Repeat exactly the lines below from the line that contains "Parse this screenshot: output" to the last line, inclusive, without the pictures.
_ _ _ _
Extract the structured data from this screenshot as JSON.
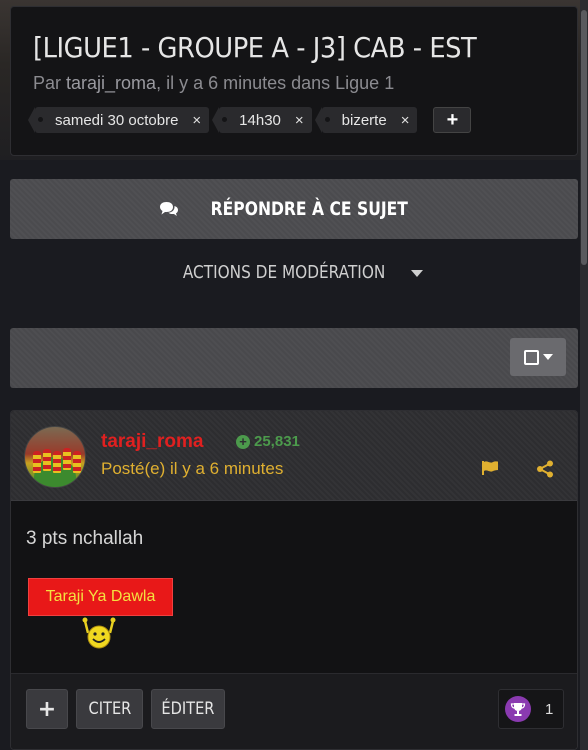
{
  "topic": {
    "title": "[LIGUE1 - GROUPE A - J3] CAB - EST",
    "meta_prefix": "Par ",
    "author": "taraji_roma",
    "meta_suffix": ", il y a 6 minutes dans Ligue 1",
    "tags": [
      {
        "label": "samedi 30 octobre",
        "remove": "×"
      },
      {
        "label": "14h30",
        "remove": "×"
      },
      {
        "label": "bizerte",
        "remove": "×"
      }
    ],
    "add_tag_label": "+"
  },
  "reply_button": {
    "label": "RÉPONDRE À CE SUJET",
    "icon": "comments-icon"
  },
  "moderation": {
    "label": "ACTIONS DE MODÉRATION"
  },
  "post": {
    "author": "taraji_roma",
    "reputation": "25,831",
    "posted": "Posté(e) il y a 6 minutes",
    "body": "3 pts nchallah",
    "signature_text": "Taraji Ya Dawla",
    "buttons": {
      "add": "+",
      "quote": "CITER",
      "edit": "ÉDITER"
    },
    "reaction_count": "1"
  },
  "colors": {
    "author": "#e02020",
    "reputation": "#4c9a4c",
    "posted_time": "#e0b030",
    "reaction": "#8a3ab0"
  }
}
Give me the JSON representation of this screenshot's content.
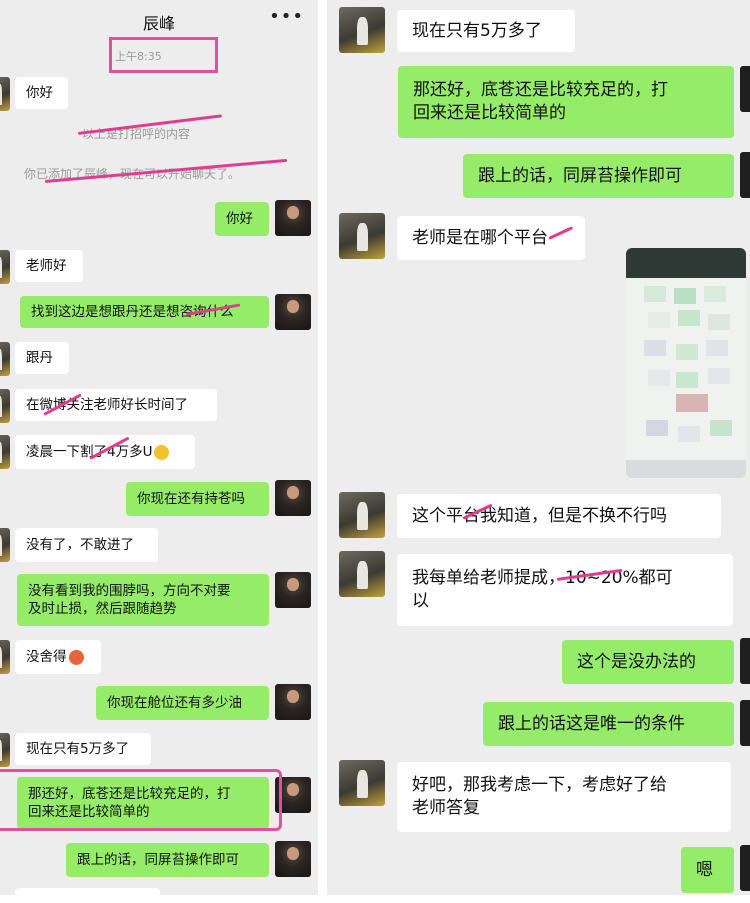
{
  "left": {
    "contact_name": "辰峰",
    "more_icon": "more-icon",
    "timestamp": "上午8:35",
    "sys_greet": "以上是打招呼的内容",
    "sys_added": "你已添加了辰峰，现在可以开始聊天了。",
    "messages": [
      {
        "text": "你好"
      },
      {
        "text": "你好"
      },
      {
        "text": "老师好"
      },
      {
        "text": "找到这边是想跟丹还是想咨询什么"
      },
      {
        "text": "跟丹"
      },
      {
        "text": "在微博关注老师好长时间了"
      },
      {
        "text": "凌晨一下割了4万多U"
      },
      {
        "text": "你现在还有持苍吗"
      },
      {
        "text": "没有了，不敢进了"
      },
      {
        "text": "没有看到我的围脖吗，方向不对要",
        "text2": "及时止损，然后跟随趋势"
      },
      {
        "text": "没舍得"
      },
      {
        "text": "你现在舱位还有多少油"
      },
      {
        "text": "现在只有5万多了"
      },
      {
        "text": "那还好，底苍还是比较充足的，打",
        "text2": "回来还是比较简单的"
      },
      {
        "text": "跟上的话，同屏苔操作即可"
      }
    ]
  },
  "right": {
    "messages": [
      {
        "text": "现在只有5万多了"
      },
      {
        "text": "那还好，底苍还是比较充足的，打",
        "text2": "回来还是比较简单的"
      },
      {
        "text": "跟上的话，同屏苔操作即可"
      },
      {
        "text": "老师是在哪个平台"
      },
      {
        "text": "这个平台我知道，但是不换不行吗"
      },
      {
        "text": "我每单给老师提成，10~20%都可",
        "text2": "以"
      },
      {
        "text": "这个是没办法的"
      },
      {
        "text": "跟上的话这是唯一的条件"
      },
      {
        "text": "好吧，那我考虑一下，考虑好了给",
        "text2": "老师答复"
      },
      {
        "text": "嗯"
      }
    ]
  },
  "colors": {
    "outgoing_bubble": "#95ec69",
    "incoming_bubble": "#ffffff",
    "chat_background": "#ededed",
    "annotation_pink": "#e24f9d"
  }
}
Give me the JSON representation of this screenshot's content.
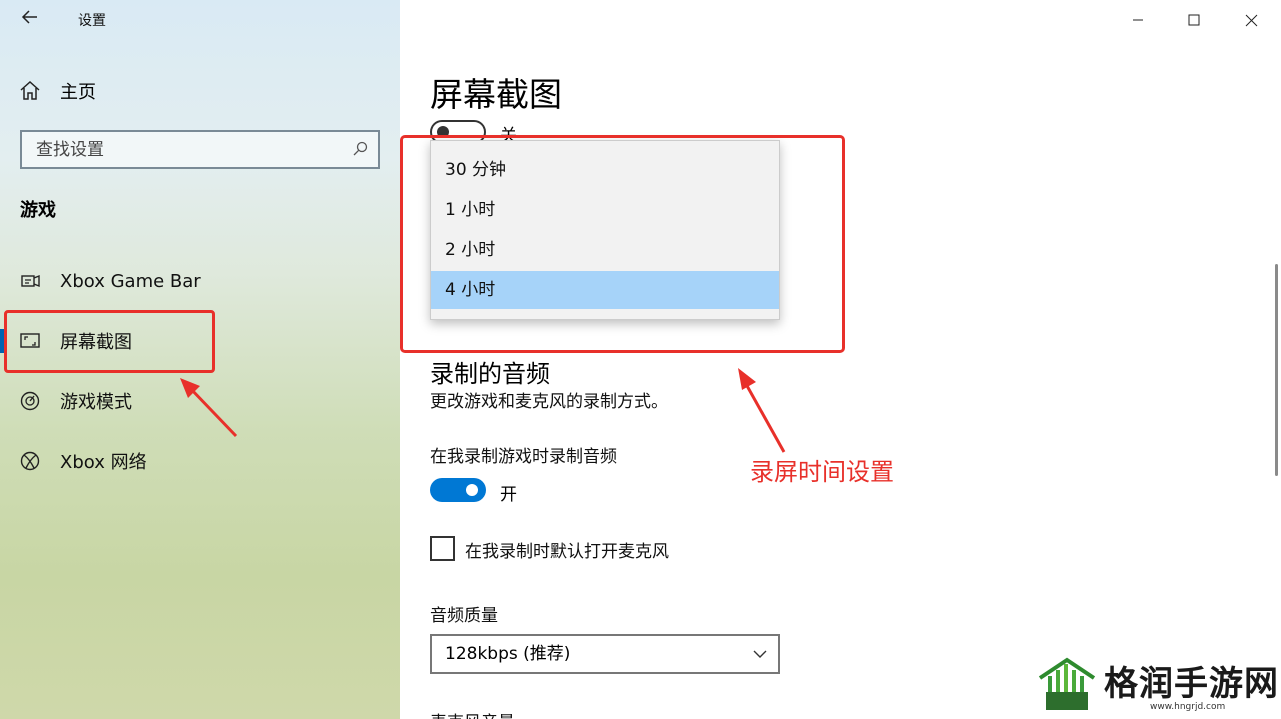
{
  "window": {
    "app_title": "设置",
    "back_icon": "back-arrow-icon",
    "controls": [
      "minimize-icon",
      "maximize-icon",
      "close-icon"
    ]
  },
  "sidebar": {
    "home_label": "主页",
    "search_placeholder": "查找设置",
    "section_label": "游戏",
    "items": [
      {
        "label": "Xbox Game Bar",
        "icon": "game-bar-icon"
      },
      {
        "label": "屏幕截图",
        "icon": "captures-icon",
        "active": true
      },
      {
        "label": "游戏模式",
        "icon": "game-mode-icon"
      },
      {
        "label": "Xbox 网络",
        "icon": "xbox-icon"
      }
    ]
  },
  "main": {
    "page_title": "屏幕截图",
    "toggle_top_label": "关",
    "dropdown_options": [
      {
        "label": "30 分钟"
      },
      {
        "label": "1 小时"
      },
      {
        "label": "2 小时"
      },
      {
        "label": "4 小时",
        "selected": true
      }
    ],
    "audio_section_title": "录制的音频",
    "audio_section_desc": "更改游戏和麦克风的录制方式。",
    "record_audio_label": "在我录制游戏时录制音频",
    "record_audio_toggle_label": "开",
    "mic_checkbox_label": "在我录制时默认打开麦克风",
    "audio_quality_label": "音频质量",
    "audio_quality_value": "128kbps (推荐)",
    "cut_off_label": "麦克风音量"
  },
  "annotation": {
    "text": "录屏时间设置",
    "color": "#e8302a"
  },
  "watermark": {
    "name": "格润手游网",
    "url": "www.hngrjd.com"
  },
  "colors": {
    "accent": "#0078d4",
    "selected_option": "#a6d3f9",
    "annotation_red": "#e8302a"
  }
}
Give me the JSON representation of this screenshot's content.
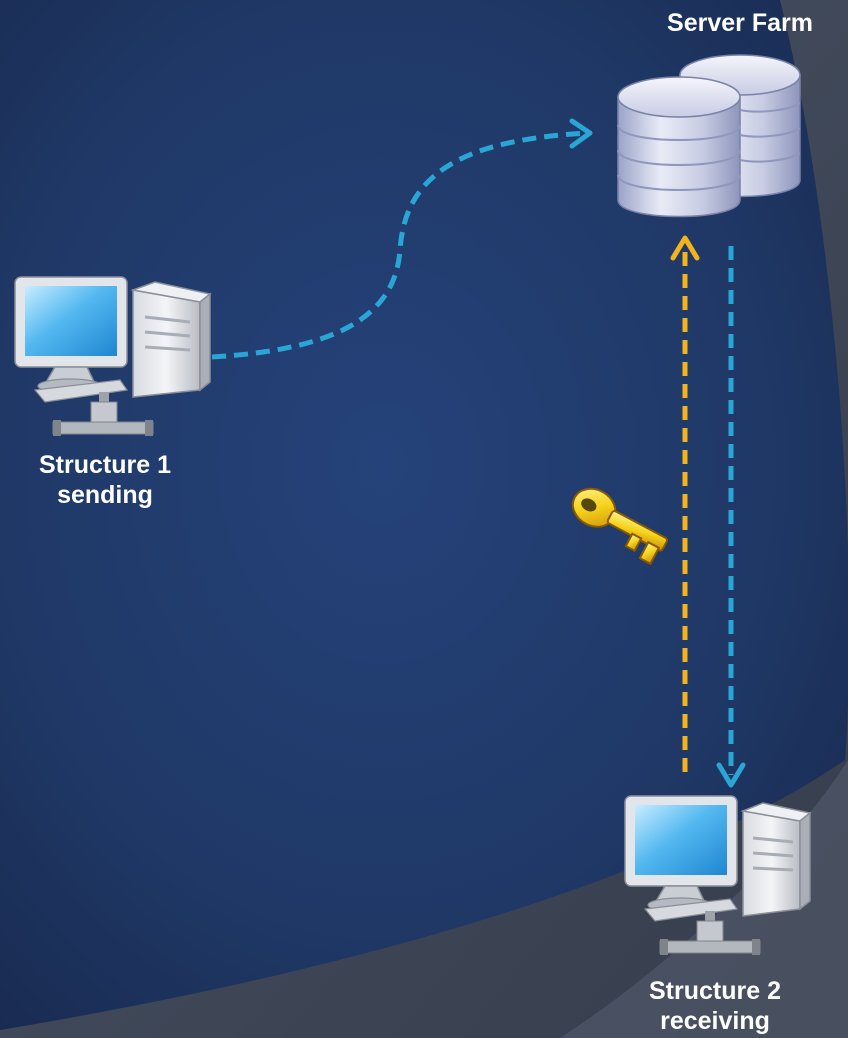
{
  "nodes": {
    "server_farm": {
      "label": "Server Farm"
    },
    "structure1": {
      "line1": "Structure 1",
      "line2": "sending"
    },
    "structure2": {
      "line1": "Structure 2",
      "line2": "receiving"
    }
  },
  "connectors": [
    {
      "from": "Structure 1",
      "to": "Server Farm",
      "style": "dashed",
      "color": "#2aa6d6"
    },
    {
      "from": "Structure 2",
      "to": "Server Farm",
      "style": "dashed",
      "color": "#f2b41a"
    },
    {
      "from": "Server Farm",
      "to": "Structure 2",
      "style": "dashed",
      "color": "#2aa6d6"
    }
  ],
  "icons": [
    "server-farm-icon",
    "computer-icon",
    "key-icon"
  ],
  "colors": {
    "background_outer": "#3d4658",
    "background_inner": "#1f3766",
    "send_arrow": "#2aa6d6",
    "key_arrow": "#f2b41a",
    "text": "#ffffff"
  }
}
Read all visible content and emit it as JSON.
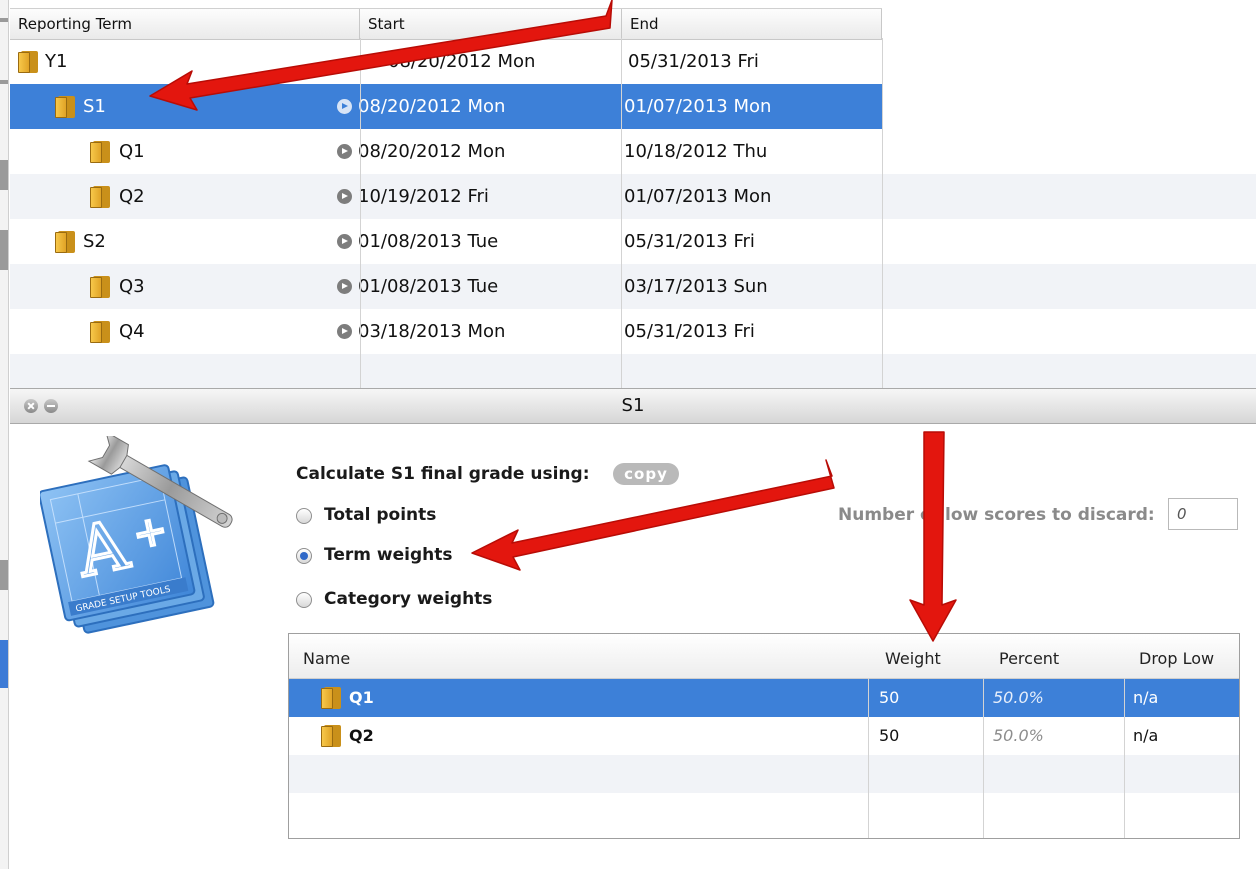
{
  "terms_table": {
    "headers": {
      "term": "Reporting Term",
      "start": "Start",
      "end": "End"
    },
    "rows": [
      {
        "name": "Y1",
        "start": "08/20/2012 Mon",
        "end": "05/31/2013 Fri",
        "level": 0
      },
      {
        "name": "S1",
        "start": "08/20/2012 Mon",
        "end": "01/07/2013 Mon",
        "level": 1,
        "selected": true
      },
      {
        "name": "Q1",
        "start": "08/20/2012 Mon",
        "end": "10/18/2012 Thu",
        "level": 2
      },
      {
        "name": "Q2",
        "start": "10/19/2012 Fri",
        "end": "01/07/2013 Mon",
        "level": 2
      },
      {
        "name": "S2",
        "start": "01/08/2013 Tue",
        "end": "05/31/2013 Fri",
        "level": 1
      },
      {
        "name": "Q3",
        "start": "01/08/2013 Tue",
        "end": "03/17/2013 Sun",
        "level": 2
      },
      {
        "name": "Q4",
        "start": "03/18/2013 Mon",
        "end": "05/31/2013 Fri",
        "level": 2
      }
    ]
  },
  "inspector": {
    "title": "S1",
    "calculate_label": "Calculate S1 final grade using:",
    "copy_label": "copy",
    "options": {
      "total_points": "Total points",
      "term_weights": "Term weights",
      "category_weights": "Category weights"
    },
    "selected_option": "term_weights",
    "discard_label": "Number of low scores to discard:",
    "discard_value": "0",
    "icon_caption": "GRADE SETUP TOOLS"
  },
  "weights_table": {
    "headers": {
      "name": "Name",
      "weight": "Weight",
      "percent": "Percent",
      "drop_low": "Drop Low"
    },
    "rows": [
      {
        "name": "Q1",
        "weight": "50",
        "percent": "50.0%",
        "drop_low": "n/a",
        "selected": true
      },
      {
        "name": "Q2",
        "weight": "50",
        "percent": "50.0%",
        "drop_low": "n/a"
      }
    ]
  },
  "colors": {
    "selection": "#3d80d8",
    "arrow": "#e3160e",
    "folder": "#e8ad2c"
  }
}
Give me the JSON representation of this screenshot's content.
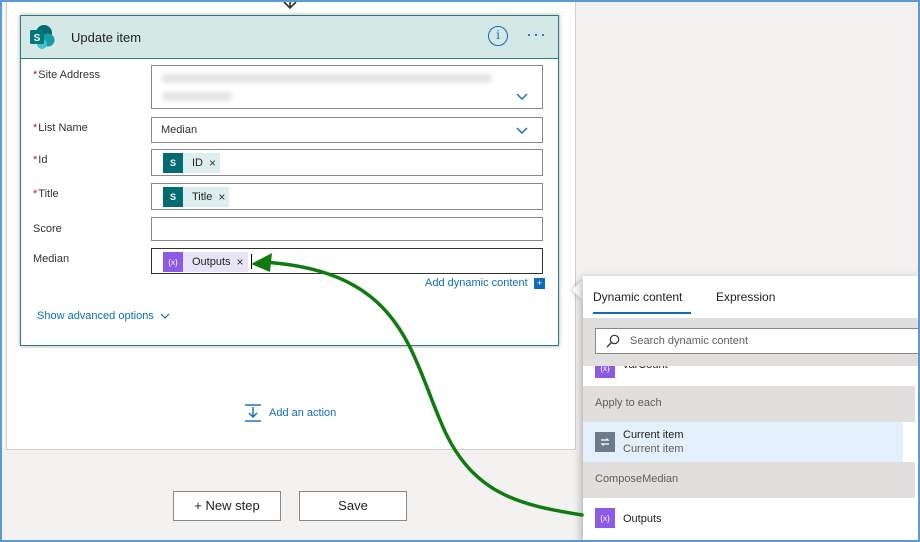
{
  "card": {
    "title": "Update item",
    "fields": {
      "site_address": {
        "label": "Site Address",
        "required": "*"
      },
      "list_name": {
        "label": "List Name",
        "required": "*",
        "value": "Median"
      },
      "id": {
        "label": "Id",
        "required": "*",
        "token": "ID"
      },
      "title": {
        "label": "Title",
        "required": "*",
        "token": "Title"
      },
      "score": {
        "label": "Score",
        "value": ""
      },
      "median": {
        "label": "Median",
        "token": "Outputs"
      }
    },
    "add_dynamic_label": "Add dynamic content",
    "show_advanced_label": "Show advanced options",
    "token_remove": "×"
  },
  "canvas": {
    "add_action_label": "Add an action",
    "new_step_label": "+ New step",
    "save_label": "Save"
  },
  "dynamic_panel": {
    "tabs": [
      "Dynamic content",
      "Expression"
    ],
    "active_tab": "Dynamic content",
    "search_placeholder": "Search dynamic content",
    "partial_item": "varCount",
    "sections": [
      {
        "name": "Apply to each",
        "items": [
          {
            "title": "Current item",
            "subtitle": "Current item"
          }
        ]
      },
      {
        "name": "ComposeMedian",
        "items": [
          {
            "title": "Outputs"
          }
        ]
      }
    ]
  },
  "colors": {
    "accent": "#0f6cbd",
    "sharepoint": "#036c70",
    "variable": "#8c5ae6",
    "arrow": "#107c10",
    "header": "#d4e8e6"
  },
  "icons": {
    "sharepoint": "sharepoint-logo-icon",
    "variable": "variable-icon",
    "loop": "loop-icon",
    "search": "search-icon",
    "info": "info-icon",
    "more": "more-icon"
  }
}
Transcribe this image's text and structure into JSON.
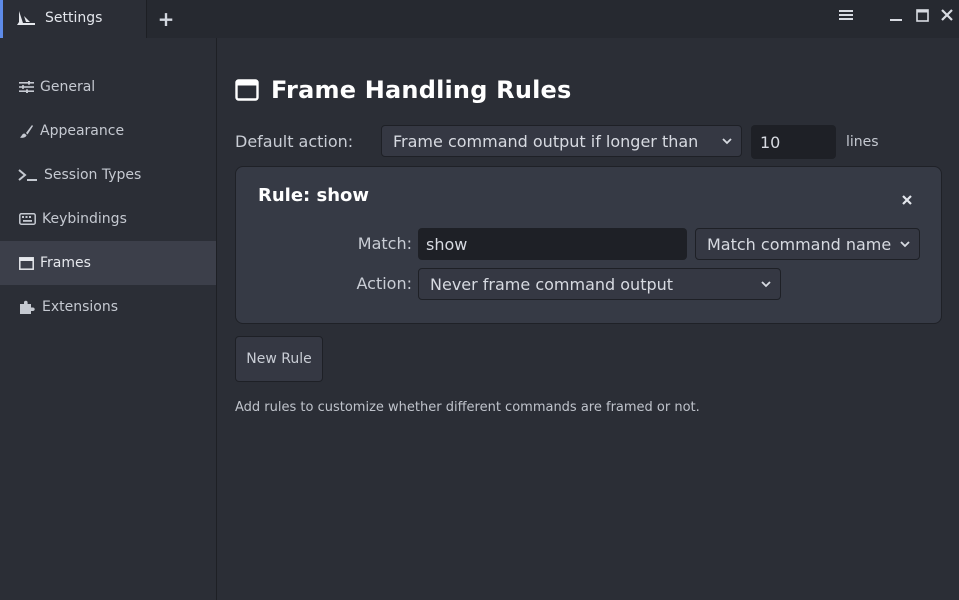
{
  "window": {
    "tab_label": "Settings",
    "new_tab_label": "+"
  },
  "sidebar": {
    "items": [
      {
        "label": "General",
        "icon": "sliders-icon"
      },
      {
        "label": "Appearance",
        "icon": "brush-icon"
      },
      {
        "label": "Session Types",
        "icon": "terminal-icon"
      },
      {
        "label": "Keybindings",
        "icon": "keyboard-icon"
      },
      {
        "label": "Frames",
        "icon": "frame-icon",
        "active": true
      },
      {
        "label": "Extensions",
        "icon": "puzzle-icon"
      }
    ]
  },
  "main": {
    "title": "Frame Handling Rules",
    "default_action": {
      "label": "Default action:",
      "selected": "Frame command output if longer than",
      "lines_value": "10",
      "lines_label": "lines"
    },
    "rule": {
      "title": "Rule: show",
      "match_label": "Match:",
      "match_value": "show",
      "match_type": "Match command name",
      "action_label": "Action:",
      "action_value": "Never frame command output"
    },
    "new_rule_label": "New Rule",
    "help_text": "Add rules to customize whether different commands are framed or not."
  },
  "colors": {
    "background": "#2b2e36",
    "titlebar": "#262930",
    "active_item": "#3c3f4a",
    "accent": "#5e8be8",
    "card": "#363a45",
    "input": "#1e2026"
  }
}
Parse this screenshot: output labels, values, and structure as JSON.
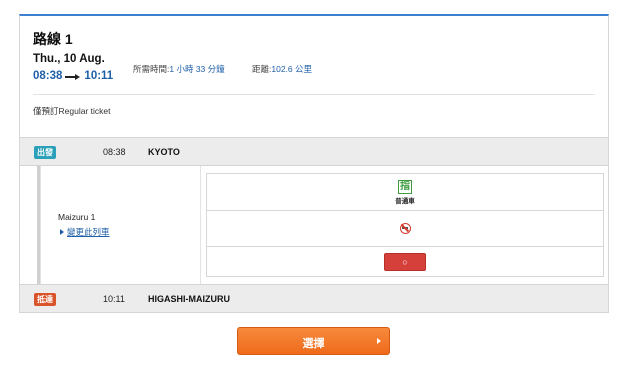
{
  "route": {
    "title": "路線 1",
    "date": "Thu., 10 Aug.",
    "depart_time": "08:38",
    "arrive_time": "10:11",
    "duration_label": "所需時間:",
    "duration_value": "1 小時 33 分鐘",
    "distance_label": "距離:",
    "distance_value": "102.6 公里",
    "ticket_note": "僅預訂Regular ticket"
  },
  "departure": {
    "badge": "出發",
    "time": "08:38",
    "station": "KYOTO",
    "badge_color": "#2aa0b9"
  },
  "train": {
    "name": "Maizuru 1",
    "change_link": "變更此列車",
    "reserved_icon_char": "指",
    "car_type": "普通車",
    "seat_button_symbol": "○",
    "icons": [
      "reserved-seat-icon",
      "no-smoking-icon"
    ]
  },
  "arrival": {
    "badge": "抵達",
    "time": "10:11",
    "station": "HIGASHI-MAIZURU",
    "badge_color": "#d9542b"
  },
  "actions": {
    "select_label": "選擇"
  },
  "colors": {
    "accent_blue": "#1f5fa8",
    "select_orange": "#ef6a1b",
    "seat_red": "#d5403a"
  }
}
_ _ _ _
→ ANSWER TO THIS EXERCISE:
Parse this screenshot: output labels, values, and structure as JSON.
{
  "route": {
    "title": "路線 1",
    "date": "Thu., 10 Aug.",
    "depart_time": "08:38",
    "arrive_time": "10:11",
    "duration_label": "所需時間:",
    "duration_value": "1 小時 33 分鐘",
    "distance_label": "距離:",
    "distance_value": "102.6 公里",
    "ticket_note": "僅預訂Regular ticket"
  },
  "departure": {
    "badge": "出發",
    "time": "08:38",
    "station": "KYOTO",
    "badge_color": "#2aa0b9"
  },
  "train": {
    "name": "Maizuru 1",
    "change_link": "變更此列車",
    "reserved_icon_char": "指",
    "car_type": "普通車",
    "seat_button_symbol": "○",
    "icons": [
      "reserved-seat-icon",
      "no-smoking-icon"
    ]
  },
  "arrival": {
    "badge": "抵達",
    "time": "10:11",
    "station": "HIGASHI-MAIZURU",
    "badge_color": "#d9542b"
  },
  "actions": {
    "select_label": "選擇"
  },
  "colors": {
    "accent_blue": "#1f5fa8",
    "select_orange": "#ef6a1b",
    "seat_red": "#d5403a"
  }
}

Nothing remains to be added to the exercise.